— Begin —

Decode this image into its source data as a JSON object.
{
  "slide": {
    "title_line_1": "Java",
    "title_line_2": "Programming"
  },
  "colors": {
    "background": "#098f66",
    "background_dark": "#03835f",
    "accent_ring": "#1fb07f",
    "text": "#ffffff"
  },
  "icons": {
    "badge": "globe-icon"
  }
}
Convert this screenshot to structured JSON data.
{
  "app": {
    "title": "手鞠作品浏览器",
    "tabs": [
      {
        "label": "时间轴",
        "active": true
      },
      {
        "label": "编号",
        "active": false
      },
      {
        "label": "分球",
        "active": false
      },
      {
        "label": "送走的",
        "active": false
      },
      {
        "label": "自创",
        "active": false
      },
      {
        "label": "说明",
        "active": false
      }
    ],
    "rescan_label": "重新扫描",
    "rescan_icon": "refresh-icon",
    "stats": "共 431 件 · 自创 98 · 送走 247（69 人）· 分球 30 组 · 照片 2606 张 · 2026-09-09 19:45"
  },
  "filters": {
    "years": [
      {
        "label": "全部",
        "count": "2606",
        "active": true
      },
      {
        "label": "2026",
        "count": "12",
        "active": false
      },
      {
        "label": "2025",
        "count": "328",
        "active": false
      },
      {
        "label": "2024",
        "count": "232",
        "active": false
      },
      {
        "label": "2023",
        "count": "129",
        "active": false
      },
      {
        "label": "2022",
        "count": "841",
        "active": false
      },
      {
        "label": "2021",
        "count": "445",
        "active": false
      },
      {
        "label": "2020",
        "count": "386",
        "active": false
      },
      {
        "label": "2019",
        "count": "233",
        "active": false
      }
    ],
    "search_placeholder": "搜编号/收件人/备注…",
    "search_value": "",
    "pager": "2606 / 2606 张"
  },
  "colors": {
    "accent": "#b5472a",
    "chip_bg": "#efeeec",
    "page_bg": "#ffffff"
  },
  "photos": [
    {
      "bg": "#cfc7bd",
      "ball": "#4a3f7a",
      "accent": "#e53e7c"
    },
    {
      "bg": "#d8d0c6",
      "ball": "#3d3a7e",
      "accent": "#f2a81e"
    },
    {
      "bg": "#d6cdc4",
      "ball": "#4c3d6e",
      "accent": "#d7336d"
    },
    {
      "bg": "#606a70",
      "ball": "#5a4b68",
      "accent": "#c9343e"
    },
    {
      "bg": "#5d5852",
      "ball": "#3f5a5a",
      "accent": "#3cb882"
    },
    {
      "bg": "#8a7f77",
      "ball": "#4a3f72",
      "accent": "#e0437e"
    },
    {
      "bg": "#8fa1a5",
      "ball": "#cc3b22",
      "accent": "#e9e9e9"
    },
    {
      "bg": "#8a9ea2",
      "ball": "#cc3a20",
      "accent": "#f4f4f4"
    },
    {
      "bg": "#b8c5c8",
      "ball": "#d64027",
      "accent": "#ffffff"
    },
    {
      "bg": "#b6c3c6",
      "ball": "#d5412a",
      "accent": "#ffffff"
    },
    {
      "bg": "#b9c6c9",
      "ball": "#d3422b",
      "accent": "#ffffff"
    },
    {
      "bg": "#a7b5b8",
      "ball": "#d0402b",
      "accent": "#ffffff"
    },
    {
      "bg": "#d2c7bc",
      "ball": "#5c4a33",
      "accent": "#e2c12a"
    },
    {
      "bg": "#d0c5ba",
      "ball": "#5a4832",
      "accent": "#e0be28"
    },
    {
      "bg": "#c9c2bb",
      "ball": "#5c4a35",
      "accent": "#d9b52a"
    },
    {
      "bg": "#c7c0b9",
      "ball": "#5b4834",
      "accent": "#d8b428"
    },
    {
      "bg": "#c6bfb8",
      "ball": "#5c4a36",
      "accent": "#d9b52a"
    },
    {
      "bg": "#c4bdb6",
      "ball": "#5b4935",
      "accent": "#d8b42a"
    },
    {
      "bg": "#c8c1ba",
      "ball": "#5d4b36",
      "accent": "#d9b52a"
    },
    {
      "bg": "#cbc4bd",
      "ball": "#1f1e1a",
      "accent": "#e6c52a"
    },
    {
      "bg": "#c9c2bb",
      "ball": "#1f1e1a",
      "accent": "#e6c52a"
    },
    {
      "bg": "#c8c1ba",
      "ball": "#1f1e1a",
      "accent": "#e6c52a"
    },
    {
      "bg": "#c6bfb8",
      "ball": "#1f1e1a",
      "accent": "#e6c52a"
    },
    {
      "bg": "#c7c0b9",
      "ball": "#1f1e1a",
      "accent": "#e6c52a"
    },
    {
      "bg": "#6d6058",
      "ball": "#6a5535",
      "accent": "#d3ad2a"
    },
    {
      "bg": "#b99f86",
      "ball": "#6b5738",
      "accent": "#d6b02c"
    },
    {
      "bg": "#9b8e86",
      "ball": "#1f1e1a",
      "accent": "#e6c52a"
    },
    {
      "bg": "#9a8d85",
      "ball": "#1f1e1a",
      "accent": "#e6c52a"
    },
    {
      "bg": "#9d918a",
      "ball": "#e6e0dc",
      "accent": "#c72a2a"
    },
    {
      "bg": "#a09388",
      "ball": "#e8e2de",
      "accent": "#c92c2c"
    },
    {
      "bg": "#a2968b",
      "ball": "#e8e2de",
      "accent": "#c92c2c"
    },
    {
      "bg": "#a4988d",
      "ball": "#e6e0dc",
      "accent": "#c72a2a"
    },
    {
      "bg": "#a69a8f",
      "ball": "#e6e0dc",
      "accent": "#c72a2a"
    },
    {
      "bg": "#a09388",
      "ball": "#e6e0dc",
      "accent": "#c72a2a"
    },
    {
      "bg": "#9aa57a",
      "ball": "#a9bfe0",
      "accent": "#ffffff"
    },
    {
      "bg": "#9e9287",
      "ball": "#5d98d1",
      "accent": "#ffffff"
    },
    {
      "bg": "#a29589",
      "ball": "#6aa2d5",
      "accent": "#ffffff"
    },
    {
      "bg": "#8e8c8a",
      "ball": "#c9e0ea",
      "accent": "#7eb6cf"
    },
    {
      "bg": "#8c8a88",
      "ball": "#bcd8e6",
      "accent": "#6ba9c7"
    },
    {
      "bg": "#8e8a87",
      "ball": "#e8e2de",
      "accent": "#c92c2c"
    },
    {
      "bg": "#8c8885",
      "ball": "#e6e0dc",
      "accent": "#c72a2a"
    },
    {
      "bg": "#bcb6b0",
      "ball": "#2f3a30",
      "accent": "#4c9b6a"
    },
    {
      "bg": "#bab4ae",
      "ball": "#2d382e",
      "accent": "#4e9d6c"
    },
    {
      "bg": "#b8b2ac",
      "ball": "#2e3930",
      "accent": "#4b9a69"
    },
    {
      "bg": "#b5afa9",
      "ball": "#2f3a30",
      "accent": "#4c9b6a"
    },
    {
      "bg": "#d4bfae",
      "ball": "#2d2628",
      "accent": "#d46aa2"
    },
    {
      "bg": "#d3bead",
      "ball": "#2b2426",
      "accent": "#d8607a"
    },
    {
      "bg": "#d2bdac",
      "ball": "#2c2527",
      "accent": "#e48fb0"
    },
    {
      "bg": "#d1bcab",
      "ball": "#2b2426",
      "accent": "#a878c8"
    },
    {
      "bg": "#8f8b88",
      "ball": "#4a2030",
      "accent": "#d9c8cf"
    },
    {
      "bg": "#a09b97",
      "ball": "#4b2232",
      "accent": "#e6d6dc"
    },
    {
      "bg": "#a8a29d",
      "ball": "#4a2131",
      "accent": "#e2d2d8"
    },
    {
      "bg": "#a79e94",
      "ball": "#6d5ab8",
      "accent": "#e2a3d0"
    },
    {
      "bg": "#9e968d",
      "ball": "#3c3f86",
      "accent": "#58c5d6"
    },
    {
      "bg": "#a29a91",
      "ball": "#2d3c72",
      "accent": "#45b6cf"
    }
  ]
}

— End —

[WRITTEN EXERCISE] Using the entries above, please restate each one word for word.

[IN RESPONSE]
Decode this image into its source data as a JSON object.
{
  "slide": {
    "title_line_1": "Java",
    "title_line_2": "Programming"
  },
  "colors": {
    "background": "#098f66",
    "background_dark": "#03835f",
    "accent_ring": "#1fb07f",
    "text": "#ffffff"
  },
  "icons": {
    "badge": "globe-icon"
  }
}
Convert this screenshot to structured JSON data.
{
  "app": {
    "title": "手鞠作品浏览器",
    "tabs": [
      {
        "label": "时间轴",
        "active": true
      },
      {
        "label": "编号",
        "active": false
      },
      {
        "label": "分球",
        "active": false
      },
      {
        "label": "送走的",
        "active": false
      },
      {
        "label": "自创",
        "active": false
      },
      {
        "label": "说明",
        "active": false
      }
    ],
    "rescan_label": "重新扫描",
    "rescan_icon": "refresh-icon",
    "stats": "共 431 件 · 自创 98 · 送走 247（69 人）· 分球 30 组 · 照片 2606 张 · 2026-09-09 19:45"
  },
  "filters": {
    "years": [
      {
        "label": "全部",
        "count": "2606",
        "active": true
      },
      {
        "label": "2026",
        "count": "12",
        "active": false
      },
      {
        "label": "2025",
        "count": "328",
        "active": false
      },
      {
        "label": "2024",
        "count": "232",
        "active": false
      },
      {
        "label": "2023",
        "count": "129",
        "active": false
      },
      {
        "label": "2022",
        "count": "841",
        "active": false
      },
      {
        "label": "2021",
        "count": "445",
        "active": false
      },
      {
        "label": "2020",
        "count": "386",
        "active": false
      },
      {
        "label": "2019",
        "count": "233",
        "active": false
      }
    ],
    "search_placeholder": "搜编号/收件人/备注…",
    "search_value": "",
    "pager": "2606 / 2606 张"
  },
  "colors": {
    "accent": "#b5472a",
    "chip_bg": "#efeeec",
    "page_bg": "#ffffff"
  },
  "photos": [
    {
      "bg": "#cfc7bd",
      "ball": "#4a3f7a",
      "accent": "#e53e7c"
    },
    {
      "bg": "#d8d0c6",
      "ball": "#3d3a7e",
      "accent": "#f2a81e"
    },
    {
      "bg": "#d6cdc4",
      "ball": "#4c3d6e",
      "accent": "#d7336d"
    },
    {
      "bg": "#606a70",
      "ball": "#5a4b68",
      "accent": "#c9343e"
    },
    {
      "bg": "#5d5852",
      "ball": "#3f5a5a",
      "accent": "#3cb882"
    },
    {
      "bg": "#8a7f77",
      "ball": "#4a3f72",
      "accent": "#e0437e"
    },
    {
      "bg": "#8fa1a5",
      "ball": "#cc3b22",
      "accent": "#e9e9e9"
    },
    {
      "bg": "#8a9ea2",
      "ball": "#cc3a20",
      "accent": "#f4f4f4"
    },
    {
      "bg": "#b8c5c8",
      "ball": "#d64027",
      "accent": "#ffffff"
    },
    {
      "bg": "#b6c3c6",
      "ball": "#d5412a",
      "accent": "#ffffff"
    },
    {
      "bg": "#b9c6c9",
      "ball": "#d3422b",
      "accent": "#ffffff"
    },
    {
      "bg": "#a7b5b8",
      "ball": "#d0402b",
      "accent": "#ffffff"
    },
    {
      "bg": "#d2c7bc",
      "ball": "#5c4a33",
      "accent": "#e2c12a"
    },
    {
      "bg": "#d0c5ba",
      "ball": "#5a4832",
      "accent": "#e0be28"
    },
    {
      "bg": "#c9c2bb",
      "ball": "#5c4a35",
      "accent": "#d9b52a"
    },
    {
      "bg": "#c7c0b9",
      "ball": "#5b4834",
      "accent": "#d8b428"
    },
    {
      "bg": "#c6bfb8",
      "ball": "#5c4a36",
      "accent": "#d9b52a"
    },
    {
      "bg": "#c4bdb6",
      "ball": "#5b4935",
      "accent": "#d8b42a"
    },
    {
      "bg": "#c8c1ba",
      "ball": "#5d4b36",
      "accent": "#d9b52a"
    },
    {
      "bg": "#cbc4bd",
      "ball": "#1f1e1a",
      "accent": "#e6c52a"
    },
    {
      "bg": "#c9c2bb",
      "ball": "#1f1e1a",
      "accent": "#e6c52a"
    },
    {
      "bg": "#c8c1ba",
      "ball": "#1f1e1a",
      "accent": "#e6c52a"
    },
    {
      "bg": "#c6bfb8",
      "ball": "#1f1e1a",
      "accent": "#e6c52a"
    },
    {
      "bg": "#c7c0b9",
      "ball": "#1f1e1a",
      "accent": "#e6c52a"
    },
    {
      "bg": "#6d6058",
      "ball": "#6a5535",
      "accent": "#d3ad2a"
    },
    {
      "bg": "#b99f86",
      "ball": "#6b5738",
      "accent": "#d6b02c"
    },
    {
      "bg": "#9b8e86",
      "ball": "#1f1e1a",
      "accent": "#e6c52a"
    },
    {
      "bg": "#9a8d85",
      "ball": "#1f1e1a",
      "accent": "#e6c52a"
    },
    {
      "bg": "#9d918a",
      "ball": "#e6e0dc",
      "accent": "#c72a2a"
    },
    {
      "bg": "#a09388",
      "ball": "#e8e2de",
      "accent": "#c92c2c"
    },
    {
      "bg": "#a2968b",
      "ball": "#e8e2de",
      "accent": "#c92c2c"
    },
    {
      "bg": "#a4988d",
      "ball": "#e6e0dc",
      "accent": "#c72a2a"
    },
    {
      "bg": "#a69a8f",
      "ball": "#e6e0dc",
      "accent": "#c72a2a"
    },
    {
      "bg": "#a09388",
      "ball": "#e6e0dc",
      "accent": "#c72a2a"
    },
    {
      "bg": "#9aa57a",
      "ball": "#a9bfe0",
      "accent": "#ffffff"
    },
    {
      "bg": "#9e9287",
      "ball": "#5d98d1",
      "accent": "#ffffff"
    },
    {
      "bg": "#a29589",
      "ball": "#6aa2d5",
      "accent": "#ffffff"
    },
    {
      "bg": "#8e8c8a",
      "ball": "#c9e0ea",
      "accent": "#7eb6cf"
    },
    {
      "bg": "#8c8a88",
      "ball": "#bcd8e6",
      "accent": "#6ba9c7"
    },
    {
      "bg": "#8e8a87",
      "ball": "#e8e2de",
      "accent": "#c92c2c"
    },
    {
      "bg": "#8c8885",
      "ball": "#e6e0dc",
      "accent": "#c72a2a"
    },
    {
      "bg": "#bcb6b0",
      "ball": "#2f3a30",
      "accent": "#4c9b6a"
    },
    {
      "bg": "#bab4ae",
      "ball": "#2d382e",
      "accent": "#4e9d6c"
    },
    {
      "bg": "#b8b2ac",
      "ball": "#2e3930",
      "accent": "#4b9a69"
    },
    {
      "bg": "#b5afa9",
      "ball": "#2f3a30",
      "accent": "#4c9b6a"
    },
    {
      "bg": "#d4bfae",
      "ball": "#2d2628",
      "accent": "#d46aa2"
    },
    {
      "bg": "#d3bead",
      "ball": "#2b2426",
      "accent": "#d8607a"
    },
    {
      "bg": "#d2bdac",
      "ball": "#2c2527",
      "accent": "#e48fb0"
    },
    {
      "bg": "#d1bcab",
      "ball": "#2b2426",
      "accent": "#a878c8"
    },
    {
      "bg": "#8f8b88",
      "ball": "#4a2030",
      "accent": "#d9c8cf"
    },
    {
      "bg": "#a09b97",
      "ball": "#4b2232",
      "accent": "#e6d6dc"
    },
    {
      "bg": "#a8a29d",
      "ball": "#4a2131",
      "accent": "#e2d2d8"
    },
    {
      "bg": "#a79e94",
      "ball": "#6d5ab8",
      "accent": "#e2a3d0"
    },
    {
      "bg": "#9e968d",
      "ball": "#3c3f86",
      "accent": "#58c5d6"
    },
    {
      "bg": "#a29a91",
      "ball": "#2d3c72",
      "accent": "#45b6cf"
    }
  ]
}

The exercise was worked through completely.